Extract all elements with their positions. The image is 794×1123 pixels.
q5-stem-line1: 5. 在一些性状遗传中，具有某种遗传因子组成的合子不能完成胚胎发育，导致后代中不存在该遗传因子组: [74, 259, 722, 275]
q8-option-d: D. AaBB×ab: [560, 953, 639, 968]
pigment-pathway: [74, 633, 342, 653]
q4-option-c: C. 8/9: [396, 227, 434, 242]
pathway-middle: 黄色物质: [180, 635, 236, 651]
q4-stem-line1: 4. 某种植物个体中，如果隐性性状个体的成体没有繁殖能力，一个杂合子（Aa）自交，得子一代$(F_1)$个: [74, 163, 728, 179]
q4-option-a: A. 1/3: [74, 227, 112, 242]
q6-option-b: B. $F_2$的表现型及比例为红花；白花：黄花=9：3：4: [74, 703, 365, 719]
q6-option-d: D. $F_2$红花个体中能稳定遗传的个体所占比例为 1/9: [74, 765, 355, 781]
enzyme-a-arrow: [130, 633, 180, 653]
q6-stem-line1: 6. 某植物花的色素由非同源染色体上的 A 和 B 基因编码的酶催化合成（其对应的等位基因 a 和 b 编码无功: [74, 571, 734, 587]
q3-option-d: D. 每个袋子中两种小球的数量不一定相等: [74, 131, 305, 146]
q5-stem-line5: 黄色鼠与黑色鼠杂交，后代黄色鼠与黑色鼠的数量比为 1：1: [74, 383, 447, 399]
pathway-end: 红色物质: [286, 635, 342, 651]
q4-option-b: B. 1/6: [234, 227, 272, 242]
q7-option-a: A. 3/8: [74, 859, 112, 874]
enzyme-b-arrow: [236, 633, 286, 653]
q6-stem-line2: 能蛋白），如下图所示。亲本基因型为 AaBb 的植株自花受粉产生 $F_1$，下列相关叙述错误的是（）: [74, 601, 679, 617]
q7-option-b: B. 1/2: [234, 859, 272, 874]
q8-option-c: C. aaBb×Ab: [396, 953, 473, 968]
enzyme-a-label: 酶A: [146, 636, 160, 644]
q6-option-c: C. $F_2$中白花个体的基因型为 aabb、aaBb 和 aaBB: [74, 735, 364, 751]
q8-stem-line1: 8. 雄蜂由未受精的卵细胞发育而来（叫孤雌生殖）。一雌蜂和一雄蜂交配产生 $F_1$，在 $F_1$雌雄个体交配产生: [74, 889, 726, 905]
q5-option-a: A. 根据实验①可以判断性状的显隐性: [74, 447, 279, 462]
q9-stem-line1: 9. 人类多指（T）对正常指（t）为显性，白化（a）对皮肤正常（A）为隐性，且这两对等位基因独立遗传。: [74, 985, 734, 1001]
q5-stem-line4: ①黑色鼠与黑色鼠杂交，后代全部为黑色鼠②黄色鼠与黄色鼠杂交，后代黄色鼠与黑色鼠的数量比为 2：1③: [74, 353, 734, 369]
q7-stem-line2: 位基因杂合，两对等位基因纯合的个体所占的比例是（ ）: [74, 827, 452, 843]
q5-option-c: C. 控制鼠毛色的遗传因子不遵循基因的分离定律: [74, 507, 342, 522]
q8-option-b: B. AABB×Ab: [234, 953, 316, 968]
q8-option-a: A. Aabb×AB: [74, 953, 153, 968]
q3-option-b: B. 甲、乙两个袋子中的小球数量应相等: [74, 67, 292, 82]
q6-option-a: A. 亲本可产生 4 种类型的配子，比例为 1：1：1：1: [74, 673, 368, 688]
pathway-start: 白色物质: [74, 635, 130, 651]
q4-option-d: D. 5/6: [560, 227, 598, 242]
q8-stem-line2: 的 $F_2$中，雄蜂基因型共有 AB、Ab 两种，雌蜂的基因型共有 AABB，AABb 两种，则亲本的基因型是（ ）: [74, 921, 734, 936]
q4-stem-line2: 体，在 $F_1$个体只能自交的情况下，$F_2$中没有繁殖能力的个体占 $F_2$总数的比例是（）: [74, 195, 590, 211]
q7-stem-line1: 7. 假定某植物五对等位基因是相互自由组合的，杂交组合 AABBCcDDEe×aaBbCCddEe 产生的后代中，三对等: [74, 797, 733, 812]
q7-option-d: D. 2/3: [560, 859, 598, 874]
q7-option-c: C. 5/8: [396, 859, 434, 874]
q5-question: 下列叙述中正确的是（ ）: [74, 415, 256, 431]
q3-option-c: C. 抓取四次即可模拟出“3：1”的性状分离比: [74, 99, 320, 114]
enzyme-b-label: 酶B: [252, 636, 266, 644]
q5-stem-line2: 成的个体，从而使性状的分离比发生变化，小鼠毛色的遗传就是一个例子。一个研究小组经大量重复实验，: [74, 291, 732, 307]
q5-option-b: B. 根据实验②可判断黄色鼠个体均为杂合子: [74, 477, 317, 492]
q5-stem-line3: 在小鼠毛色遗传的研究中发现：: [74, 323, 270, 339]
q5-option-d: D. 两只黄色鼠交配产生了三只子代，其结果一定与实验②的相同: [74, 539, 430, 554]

### ACTION ITEM
The response should be an exact repeat of the data above.

### ANSWER SPACE
Extract all elements with their positions. The image is 794×1123 pixels.
q5-stem-line1: 5. 在一些性状遗传中，具有某种遗传因子组成的合子不能完成胚胎发育，导致后代中不存在该遗传因子组: [74, 259, 722, 275]
q8-option-d: D. AaBB×ab: [560, 953, 639, 968]
pigment-pathway: [74, 633, 342, 653]
q4-option-c: C. 8/9: [396, 227, 434, 242]
pathway-middle: 黄色物质: [180, 635, 236, 651]
q4-stem-line1: 4. 某种植物个体中，如果隐性性状个体的成体没有繁殖能力，一个杂合子（Aa）自交，得子一代$(F_1)$个: [74, 163, 728, 179]
q4-option-a: A. 1/3: [74, 227, 112, 242]
q6-option-b: B. $F_2$的表现型及比例为红花；白花：黄花=9：3：4: [74, 703, 365, 719]
q6-option-d: D. $F_2$红花个体中能稳定遗传的个体所占比例为 1/9: [74, 765, 355, 781]
enzyme-a-arrow: [130, 633, 180, 653]
q6-stem-line1: 6. 某植物花的色素由非同源染色体上的 A 和 B 基因编码的酶催化合成（其对应的等位基因 a 和 b 编码无功: [74, 571, 734, 587]
q3-option-d: D. 每个袋子中两种小球的数量不一定相等: [74, 131, 305, 146]
q5-stem-line5: 黄色鼠与黑色鼠杂交，后代黄色鼠与黑色鼠的数量比为 1：1: [74, 383, 447, 399]
pathway-end: 红色物质: [286, 635, 342, 651]
q4-option-b: B. 1/6: [234, 227, 272, 242]
q7-option-a: A. 3/8: [74, 859, 112, 874]
enzyme-b-arrow: [236, 633, 286, 653]
q6-stem-line2: 能蛋白），如下图所示。亲本基因型为 AaBb 的植株自花受粉产生 $F_1$，下列相关叙述错误的是（）: [74, 601, 679, 617]
q7-option-b: B. 1/2: [234, 859, 272, 874]
q8-option-c: C. aaBb×Ab: [396, 953, 473, 968]
enzyme-a-label: 酶A: [146, 636, 160, 644]
q6-option-c: C. $F_2$中白花个体的基因型为 aabb、aaBb 和 aaBB: [74, 735, 364, 751]
q8-stem-line1: 8. 雄蜂由未受精的卵细胞发育而来（叫孤雌生殖）。一雌蜂和一雄蜂交配产生 $F_1$，在 $F_1$雌雄个体交配产生: [74, 889, 726, 905]
q5-option-a: A. 根据实验①可以判断性状的显隐性: [74, 447, 279, 462]
q9-stem-line1: 9. 人类多指（T）对正常指（t）为显性，白化（a）对皮肤正常（A）为隐性，且这两对等位基因独立遗传。: [74, 985, 734, 1001]
q5-stem-line4: ①黑色鼠与黑色鼠杂交，后代全部为黑色鼠②黄色鼠与黄色鼠杂交，后代黄色鼠与黑色鼠的数量比为 2：1③: [74, 353, 734, 369]
q7-stem-line2: 位基因杂合，两对等位基因纯合的个体所占的比例是（ ）: [74, 827, 452, 843]
q5-option-c: C. 控制鼠毛色的遗传因子不遵循基因的分离定律: [74, 507, 342, 522]
q8-option-b: B. AABB×Ab: [234, 953, 316, 968]
q8-option-a: A. Aabb×AB: [74, 953, 153, 968]
q3-option-b: B. 甲、乙两个袋子中的小球数量应相等: [74, 67, 292, 82]
q6-option-a: A. 亲本可产生 4 种类型的配子，比例为 1：1：1：1: [74, 673, 368, 688]
pathway-start: 白色物质: [74, 635, 130, 651]
q4-option-d: D. 5/6: [560, 227, 598, 242]
q8-stem-line2: 的 $F_2$中，雄蜂基因型共有 AB、Ab 两种，雌蜂的基因型共有 AABB，AABb 两种，则亲本的基因型是（ ）: [74, 921, 734, 936]
q4-stem-line2: 体，在 $F_1$个体只能自交的情况下，$F_2$中没有繁殖能力的个体占 $F_2$总数的比例是（）: [74, 195, 590, 211]
q7-stem-line1: 7. 假定某植物五对等位基因是相互自由组合的，杂交组合 AABBCcDDEe×aaBbCCddEe 产生的后代中，三对等: [74, 797, 733, 812]
q7-option-d: D. 2/3: [560, 859, 598, 874]
q7-option-c: C. 5/8: [396, 859, 434, 874]
q5-question: 下列叙述中正确的是（ ）: [74, 415, 256, 431]
q3-option-c: C. 抓取四次即可模拟出“3：1”的性状分离比: [74, 99, 320, 114]
enzyme-b-label: 酶B: [252, 636, 266, 644]
q5-stem-line2: 成的个体，从而使性状的分离比发生变化，小鼠毛色的遗传就是一个例子。一个研究小组经大量重复实验，: [74, 291, 732, 307]
q5-option-b: B. 根据实验②可判断黄色鼠个体均为杂合子: [74, 477, 317, 492]
q5-stem-line3: 在小鼠毛色遗传的研究中发现：: [74, 323, 270, 339]
q5-option-d: D. 两只黄色鼠交配产生了三只子代，其结果一定与实验②的相同: [74, 539, 430, 554]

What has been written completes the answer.